#### YOUR GOAL
In the data below, find every line with the string "screenshot" and pull it out.

___ SUPPLIED DATA

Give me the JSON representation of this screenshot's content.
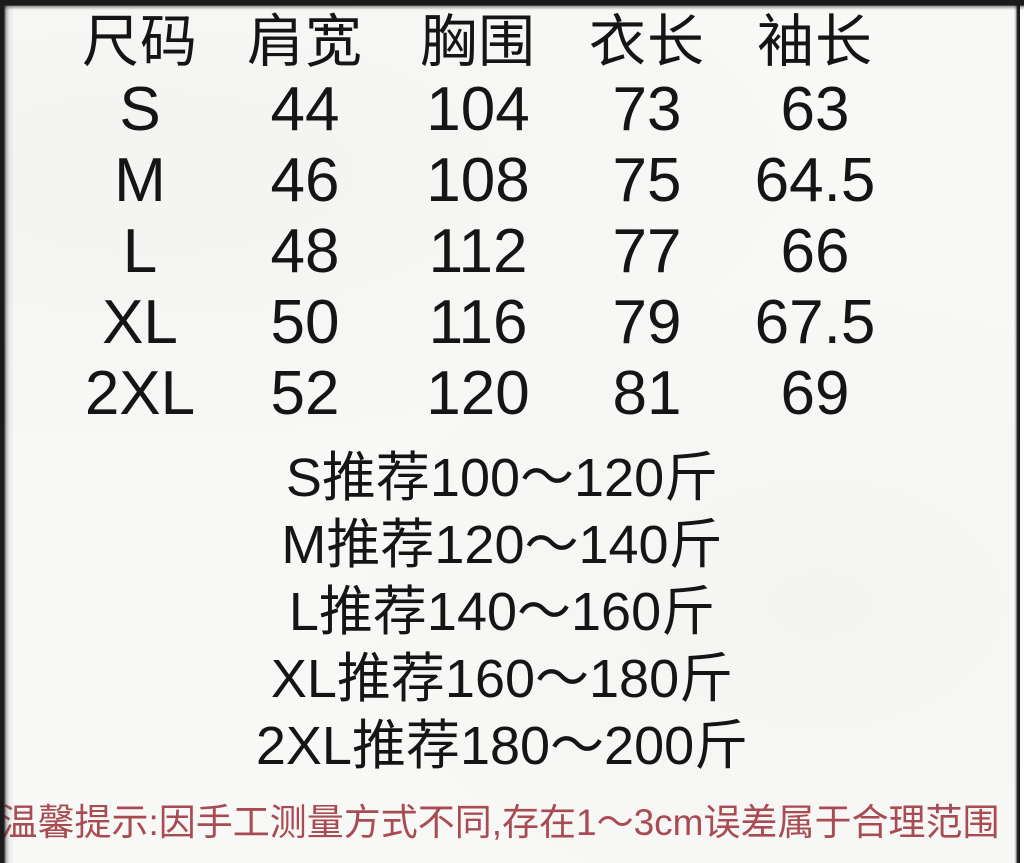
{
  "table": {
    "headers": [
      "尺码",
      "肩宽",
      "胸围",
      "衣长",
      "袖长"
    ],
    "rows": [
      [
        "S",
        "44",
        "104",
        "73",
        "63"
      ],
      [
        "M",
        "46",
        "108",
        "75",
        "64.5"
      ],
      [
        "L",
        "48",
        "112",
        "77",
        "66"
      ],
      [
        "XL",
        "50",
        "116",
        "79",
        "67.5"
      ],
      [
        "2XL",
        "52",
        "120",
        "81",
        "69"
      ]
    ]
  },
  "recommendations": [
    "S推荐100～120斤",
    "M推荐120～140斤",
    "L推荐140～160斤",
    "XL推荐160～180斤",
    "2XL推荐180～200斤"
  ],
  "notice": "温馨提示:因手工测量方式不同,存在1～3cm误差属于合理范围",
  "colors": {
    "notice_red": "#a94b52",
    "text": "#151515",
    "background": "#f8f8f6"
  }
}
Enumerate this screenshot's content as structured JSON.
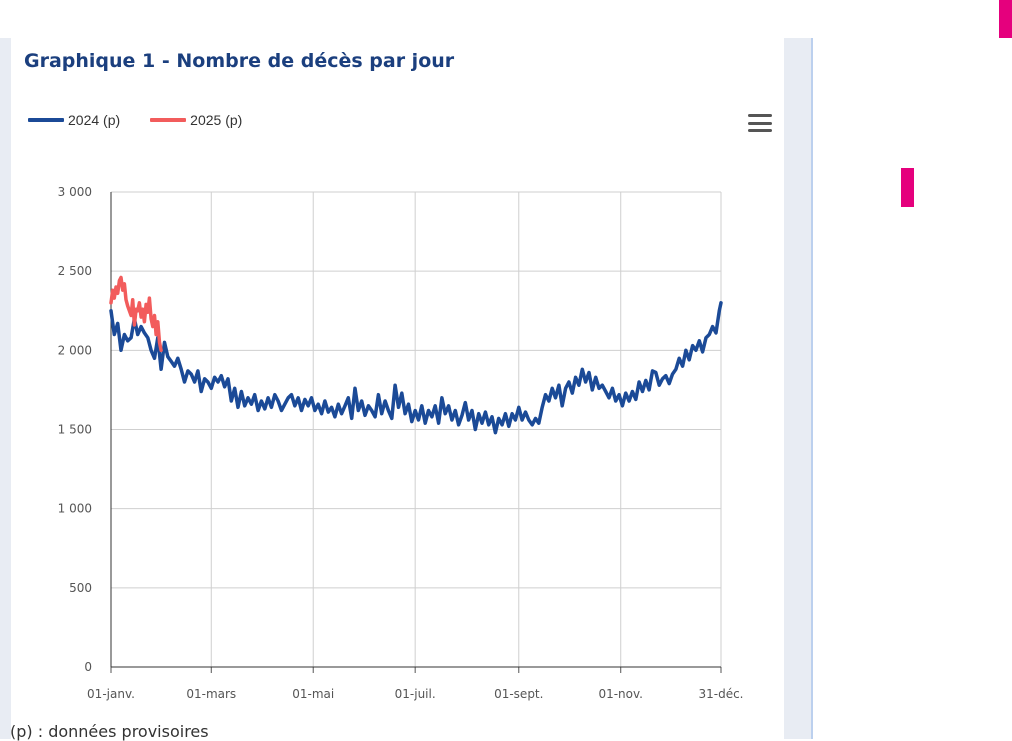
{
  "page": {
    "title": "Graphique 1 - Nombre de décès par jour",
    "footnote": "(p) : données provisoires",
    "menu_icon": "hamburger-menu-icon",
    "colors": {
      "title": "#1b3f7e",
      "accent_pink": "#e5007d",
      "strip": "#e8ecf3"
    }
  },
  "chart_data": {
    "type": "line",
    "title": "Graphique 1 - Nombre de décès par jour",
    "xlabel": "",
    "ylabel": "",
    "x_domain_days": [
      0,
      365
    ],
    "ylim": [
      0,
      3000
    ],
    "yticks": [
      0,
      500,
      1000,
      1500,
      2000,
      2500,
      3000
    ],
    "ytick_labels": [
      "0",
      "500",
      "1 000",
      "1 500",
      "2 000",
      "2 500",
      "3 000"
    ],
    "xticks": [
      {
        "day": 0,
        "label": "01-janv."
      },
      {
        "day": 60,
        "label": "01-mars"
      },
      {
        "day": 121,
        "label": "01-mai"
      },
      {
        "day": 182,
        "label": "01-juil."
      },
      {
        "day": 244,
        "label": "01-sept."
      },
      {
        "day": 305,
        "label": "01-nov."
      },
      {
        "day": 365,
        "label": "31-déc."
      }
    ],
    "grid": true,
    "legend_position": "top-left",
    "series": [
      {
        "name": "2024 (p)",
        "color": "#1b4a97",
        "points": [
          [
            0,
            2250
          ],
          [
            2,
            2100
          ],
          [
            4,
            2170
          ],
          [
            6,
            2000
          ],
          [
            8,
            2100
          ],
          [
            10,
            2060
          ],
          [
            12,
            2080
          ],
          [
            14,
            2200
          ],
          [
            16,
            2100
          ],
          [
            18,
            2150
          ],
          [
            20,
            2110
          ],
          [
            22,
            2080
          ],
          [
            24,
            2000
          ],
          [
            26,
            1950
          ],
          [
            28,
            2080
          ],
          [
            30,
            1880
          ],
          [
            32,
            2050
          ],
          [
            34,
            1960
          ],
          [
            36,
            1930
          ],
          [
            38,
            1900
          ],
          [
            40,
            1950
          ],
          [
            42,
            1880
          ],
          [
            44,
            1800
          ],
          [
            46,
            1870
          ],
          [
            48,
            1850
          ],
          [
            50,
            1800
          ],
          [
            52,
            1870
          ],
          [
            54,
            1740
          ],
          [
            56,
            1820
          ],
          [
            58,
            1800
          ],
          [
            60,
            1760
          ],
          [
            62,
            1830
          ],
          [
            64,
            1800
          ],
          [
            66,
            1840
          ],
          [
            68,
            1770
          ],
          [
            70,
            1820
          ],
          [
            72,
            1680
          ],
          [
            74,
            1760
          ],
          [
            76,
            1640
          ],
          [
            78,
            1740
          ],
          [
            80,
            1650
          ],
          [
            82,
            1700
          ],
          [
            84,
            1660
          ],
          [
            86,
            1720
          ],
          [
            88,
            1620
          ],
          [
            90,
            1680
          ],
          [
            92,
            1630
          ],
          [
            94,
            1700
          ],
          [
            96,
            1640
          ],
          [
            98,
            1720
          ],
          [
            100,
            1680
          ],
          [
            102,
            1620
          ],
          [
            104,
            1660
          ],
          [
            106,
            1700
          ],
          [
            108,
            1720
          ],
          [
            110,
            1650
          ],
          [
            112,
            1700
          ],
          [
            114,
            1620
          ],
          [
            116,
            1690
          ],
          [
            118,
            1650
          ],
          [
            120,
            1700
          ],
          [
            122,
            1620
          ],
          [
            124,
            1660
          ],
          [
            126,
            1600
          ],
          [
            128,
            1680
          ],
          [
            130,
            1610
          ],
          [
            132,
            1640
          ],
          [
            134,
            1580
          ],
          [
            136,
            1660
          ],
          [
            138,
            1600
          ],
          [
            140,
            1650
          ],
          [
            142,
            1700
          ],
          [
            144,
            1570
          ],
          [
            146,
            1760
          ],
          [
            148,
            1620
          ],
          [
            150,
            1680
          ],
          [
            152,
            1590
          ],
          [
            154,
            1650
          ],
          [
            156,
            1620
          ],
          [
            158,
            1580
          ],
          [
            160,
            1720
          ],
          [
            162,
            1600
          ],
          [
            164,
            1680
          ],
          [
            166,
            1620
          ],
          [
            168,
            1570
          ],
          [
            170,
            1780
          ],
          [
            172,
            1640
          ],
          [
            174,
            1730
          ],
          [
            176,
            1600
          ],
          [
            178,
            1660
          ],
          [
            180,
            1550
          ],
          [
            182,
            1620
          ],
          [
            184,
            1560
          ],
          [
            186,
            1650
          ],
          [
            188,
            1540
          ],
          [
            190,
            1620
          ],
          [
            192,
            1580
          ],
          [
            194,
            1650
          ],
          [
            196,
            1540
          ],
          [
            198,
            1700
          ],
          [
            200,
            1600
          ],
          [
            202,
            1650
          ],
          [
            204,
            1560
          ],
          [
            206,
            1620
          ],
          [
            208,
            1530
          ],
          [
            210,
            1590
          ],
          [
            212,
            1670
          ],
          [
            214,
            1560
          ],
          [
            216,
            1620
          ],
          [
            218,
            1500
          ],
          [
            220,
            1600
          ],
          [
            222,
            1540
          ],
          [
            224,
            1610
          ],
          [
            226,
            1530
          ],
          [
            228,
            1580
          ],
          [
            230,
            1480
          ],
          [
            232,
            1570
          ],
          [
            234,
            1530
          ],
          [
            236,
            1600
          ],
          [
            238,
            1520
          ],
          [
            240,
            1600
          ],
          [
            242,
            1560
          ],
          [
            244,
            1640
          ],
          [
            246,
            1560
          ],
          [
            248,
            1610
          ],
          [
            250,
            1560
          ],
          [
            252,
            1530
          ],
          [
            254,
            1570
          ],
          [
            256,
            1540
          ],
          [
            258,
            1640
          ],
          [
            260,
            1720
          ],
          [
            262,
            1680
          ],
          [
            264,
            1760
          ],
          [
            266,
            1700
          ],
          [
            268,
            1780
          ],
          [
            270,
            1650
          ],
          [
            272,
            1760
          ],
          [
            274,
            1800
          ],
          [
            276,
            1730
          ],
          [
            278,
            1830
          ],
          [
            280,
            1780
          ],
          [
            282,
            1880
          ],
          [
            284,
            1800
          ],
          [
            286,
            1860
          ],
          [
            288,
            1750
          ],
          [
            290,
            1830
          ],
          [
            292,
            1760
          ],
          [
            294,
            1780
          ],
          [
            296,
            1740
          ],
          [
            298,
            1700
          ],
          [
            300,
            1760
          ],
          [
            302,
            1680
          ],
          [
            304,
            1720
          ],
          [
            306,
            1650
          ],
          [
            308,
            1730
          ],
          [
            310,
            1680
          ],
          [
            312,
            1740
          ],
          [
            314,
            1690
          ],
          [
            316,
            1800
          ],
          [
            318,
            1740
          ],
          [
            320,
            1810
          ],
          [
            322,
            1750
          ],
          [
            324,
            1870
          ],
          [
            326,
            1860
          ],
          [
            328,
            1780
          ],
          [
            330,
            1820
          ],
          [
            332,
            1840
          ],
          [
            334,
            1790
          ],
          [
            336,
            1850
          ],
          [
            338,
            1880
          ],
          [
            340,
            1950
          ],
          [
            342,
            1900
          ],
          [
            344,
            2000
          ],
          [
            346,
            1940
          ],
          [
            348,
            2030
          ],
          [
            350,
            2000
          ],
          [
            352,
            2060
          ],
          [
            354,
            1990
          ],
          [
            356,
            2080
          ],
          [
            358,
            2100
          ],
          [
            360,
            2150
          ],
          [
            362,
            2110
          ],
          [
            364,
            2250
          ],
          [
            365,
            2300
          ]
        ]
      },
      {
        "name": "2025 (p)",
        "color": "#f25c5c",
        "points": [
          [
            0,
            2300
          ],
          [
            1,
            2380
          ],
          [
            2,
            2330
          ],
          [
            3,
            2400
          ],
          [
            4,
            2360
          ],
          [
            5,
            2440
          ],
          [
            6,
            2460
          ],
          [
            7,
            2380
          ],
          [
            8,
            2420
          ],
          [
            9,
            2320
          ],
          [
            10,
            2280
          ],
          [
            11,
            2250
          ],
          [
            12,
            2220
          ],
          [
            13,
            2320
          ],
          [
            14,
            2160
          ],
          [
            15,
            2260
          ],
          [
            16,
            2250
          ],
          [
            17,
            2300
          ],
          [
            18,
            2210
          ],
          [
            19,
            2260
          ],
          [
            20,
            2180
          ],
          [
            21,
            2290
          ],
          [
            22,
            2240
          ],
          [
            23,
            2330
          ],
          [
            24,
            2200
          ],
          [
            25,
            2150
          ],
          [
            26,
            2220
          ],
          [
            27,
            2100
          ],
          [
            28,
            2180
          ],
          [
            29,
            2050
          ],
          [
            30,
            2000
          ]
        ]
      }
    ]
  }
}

______

#### WRITTEN ANSWER
Give me the JSON representation of this screenshot's content.
Enumerate this screenshot's content as structured JSON.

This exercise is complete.